**What to work on**
Count the lines in the entries below that include the word "JSON". Give nothing but the number.
+++ Input material +++
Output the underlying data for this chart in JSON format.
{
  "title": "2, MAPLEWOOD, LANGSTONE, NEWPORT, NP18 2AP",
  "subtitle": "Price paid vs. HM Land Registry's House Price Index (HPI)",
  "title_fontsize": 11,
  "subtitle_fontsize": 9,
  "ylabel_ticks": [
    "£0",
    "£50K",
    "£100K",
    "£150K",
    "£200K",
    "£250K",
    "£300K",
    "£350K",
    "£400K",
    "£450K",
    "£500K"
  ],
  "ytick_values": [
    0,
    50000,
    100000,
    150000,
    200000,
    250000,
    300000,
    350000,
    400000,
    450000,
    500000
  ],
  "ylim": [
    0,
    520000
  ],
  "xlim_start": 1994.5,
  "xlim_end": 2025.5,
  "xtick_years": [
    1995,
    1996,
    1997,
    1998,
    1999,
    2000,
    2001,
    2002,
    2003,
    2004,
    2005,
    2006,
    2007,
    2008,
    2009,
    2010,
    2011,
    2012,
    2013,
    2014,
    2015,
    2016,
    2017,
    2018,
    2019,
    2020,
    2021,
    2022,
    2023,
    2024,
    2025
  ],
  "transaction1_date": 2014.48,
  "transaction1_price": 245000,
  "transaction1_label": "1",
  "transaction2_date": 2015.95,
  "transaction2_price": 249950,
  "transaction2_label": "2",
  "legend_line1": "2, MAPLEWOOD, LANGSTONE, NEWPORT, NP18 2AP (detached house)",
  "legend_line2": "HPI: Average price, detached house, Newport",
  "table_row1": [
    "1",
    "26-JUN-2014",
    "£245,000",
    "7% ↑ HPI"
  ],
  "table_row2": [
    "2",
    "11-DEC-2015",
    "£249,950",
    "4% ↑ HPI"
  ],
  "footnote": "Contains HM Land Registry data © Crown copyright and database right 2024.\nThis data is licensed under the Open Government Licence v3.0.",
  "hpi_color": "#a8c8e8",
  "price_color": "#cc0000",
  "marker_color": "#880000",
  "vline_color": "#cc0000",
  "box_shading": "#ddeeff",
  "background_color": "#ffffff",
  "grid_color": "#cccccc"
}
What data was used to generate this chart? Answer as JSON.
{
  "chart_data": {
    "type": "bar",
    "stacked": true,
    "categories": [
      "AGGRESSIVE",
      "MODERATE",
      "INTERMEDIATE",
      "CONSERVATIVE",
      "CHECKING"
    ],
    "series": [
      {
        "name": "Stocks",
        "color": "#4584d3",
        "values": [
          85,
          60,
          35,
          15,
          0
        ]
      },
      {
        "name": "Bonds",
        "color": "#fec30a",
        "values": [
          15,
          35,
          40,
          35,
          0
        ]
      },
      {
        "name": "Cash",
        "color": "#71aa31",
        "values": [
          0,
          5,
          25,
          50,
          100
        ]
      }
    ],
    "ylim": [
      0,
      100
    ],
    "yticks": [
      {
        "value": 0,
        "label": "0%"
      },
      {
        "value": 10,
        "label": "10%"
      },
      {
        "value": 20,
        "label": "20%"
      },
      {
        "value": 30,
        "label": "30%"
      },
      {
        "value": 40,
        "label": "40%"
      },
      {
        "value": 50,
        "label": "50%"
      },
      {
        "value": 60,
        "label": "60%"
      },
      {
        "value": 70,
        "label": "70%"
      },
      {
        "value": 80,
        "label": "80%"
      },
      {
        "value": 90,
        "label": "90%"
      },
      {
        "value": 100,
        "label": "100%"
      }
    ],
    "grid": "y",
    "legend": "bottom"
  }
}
+++
**Written reply**
2